=== SET EXERCISE ===
Copy every record below exactly as written, but leave out the pictures.

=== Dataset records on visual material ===
^^^^^^^^^^^^^^^^
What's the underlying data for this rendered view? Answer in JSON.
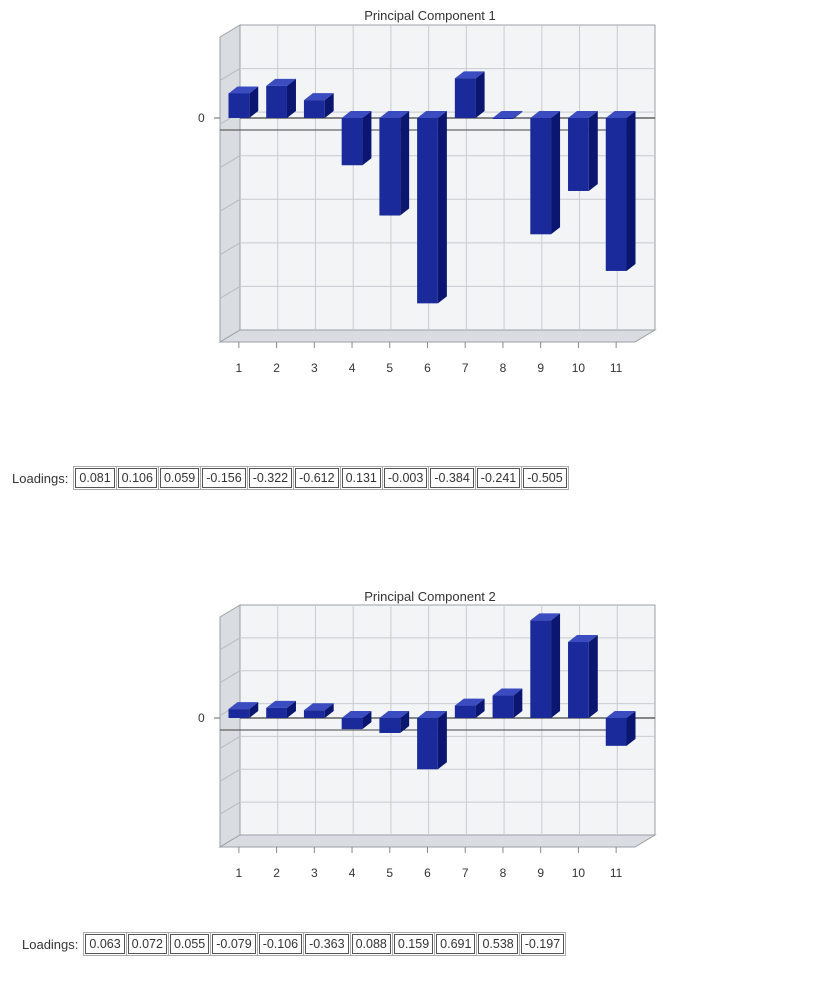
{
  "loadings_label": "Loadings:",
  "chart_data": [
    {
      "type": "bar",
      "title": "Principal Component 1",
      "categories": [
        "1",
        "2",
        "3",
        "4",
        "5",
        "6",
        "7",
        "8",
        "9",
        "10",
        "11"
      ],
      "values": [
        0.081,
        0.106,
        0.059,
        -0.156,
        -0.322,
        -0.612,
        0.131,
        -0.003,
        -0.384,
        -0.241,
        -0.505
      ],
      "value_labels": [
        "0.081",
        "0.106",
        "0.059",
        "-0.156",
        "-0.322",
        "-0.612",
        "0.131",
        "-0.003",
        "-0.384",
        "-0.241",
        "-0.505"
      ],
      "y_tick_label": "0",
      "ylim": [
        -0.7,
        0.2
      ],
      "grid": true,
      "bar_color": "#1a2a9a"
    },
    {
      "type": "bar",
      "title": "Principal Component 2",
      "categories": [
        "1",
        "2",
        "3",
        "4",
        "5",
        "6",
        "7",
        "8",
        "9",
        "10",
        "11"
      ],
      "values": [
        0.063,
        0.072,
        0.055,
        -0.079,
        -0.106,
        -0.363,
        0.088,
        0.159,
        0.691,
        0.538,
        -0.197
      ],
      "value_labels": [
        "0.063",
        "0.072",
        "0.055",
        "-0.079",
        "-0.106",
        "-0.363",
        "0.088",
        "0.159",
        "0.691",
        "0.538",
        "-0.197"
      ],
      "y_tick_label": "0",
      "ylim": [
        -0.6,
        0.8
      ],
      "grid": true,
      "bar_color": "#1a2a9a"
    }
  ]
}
^^^^^^^^^^^^^^^^
=== WRITTEN RESPONSE ===
What's the underlying data for this rendered view? Answer in JSON.
{
  "loadings_label": "Loadings:",
  "chart_data": [
    {
      "type": "bar",
      "title": "Principal Component 1",
      "categories": [
        "1",
        "2",
        "3",
        "4",
        "5",
        "6",
        "7",
        "8",
        "9",
        "10",
        "11"
      ],
      "values": [
        0.081,
        0.106,
        0.059,
        -0.156,
        -0.322,
        -0.612,
        0.131,
        -0.003,
        -0.384,
        -0.241,
        -0.505
      ],
      "value_labels": [
        "0.081",
        "0.106",
        "0.059",
        "-0.156",
        "-0.322",
        "-0.612",
        "0.131",
        "-0.003",
        "-0.384",
        "-0.241",
        "-0.505"
      ],
      "y_tick_label": "0",
      "ylim": [
        -0.7,
        0.2
      ],
      "grid": true,
      "bar_color": "#1a2a9a"
    },
    {
      "type": "bar",
      "title": "Principal Component 2",
      "categories": [
        "1",
        "2",
        "3",
        "4",
        "5",
        "6",
        "7",
        "8",
        "9",
        "10",
        "11"
      ],
      "values": [
        0.063,
        0.072,
        0.055,
        -0.079,
        -0.106,
        -0.363,
        0.088,
        0.159,
        0.691,
        0.538,
        -0.197
      ],
      "value_labels": [
        "0.063",
        "0.072",
        "0.055",
        "-0.079",
        "-0.106",
        "-0.363",
        "0.088",
        "0.159",
        "0.691",
        "0.538",
        "-0.197"
      ],
      "y_tick_label": "0",
      "ylim": [
        -0.6,
        0.8
      ],
      "grid": true,
      "bar_color": "#1a2a9a"
    }
  ]
}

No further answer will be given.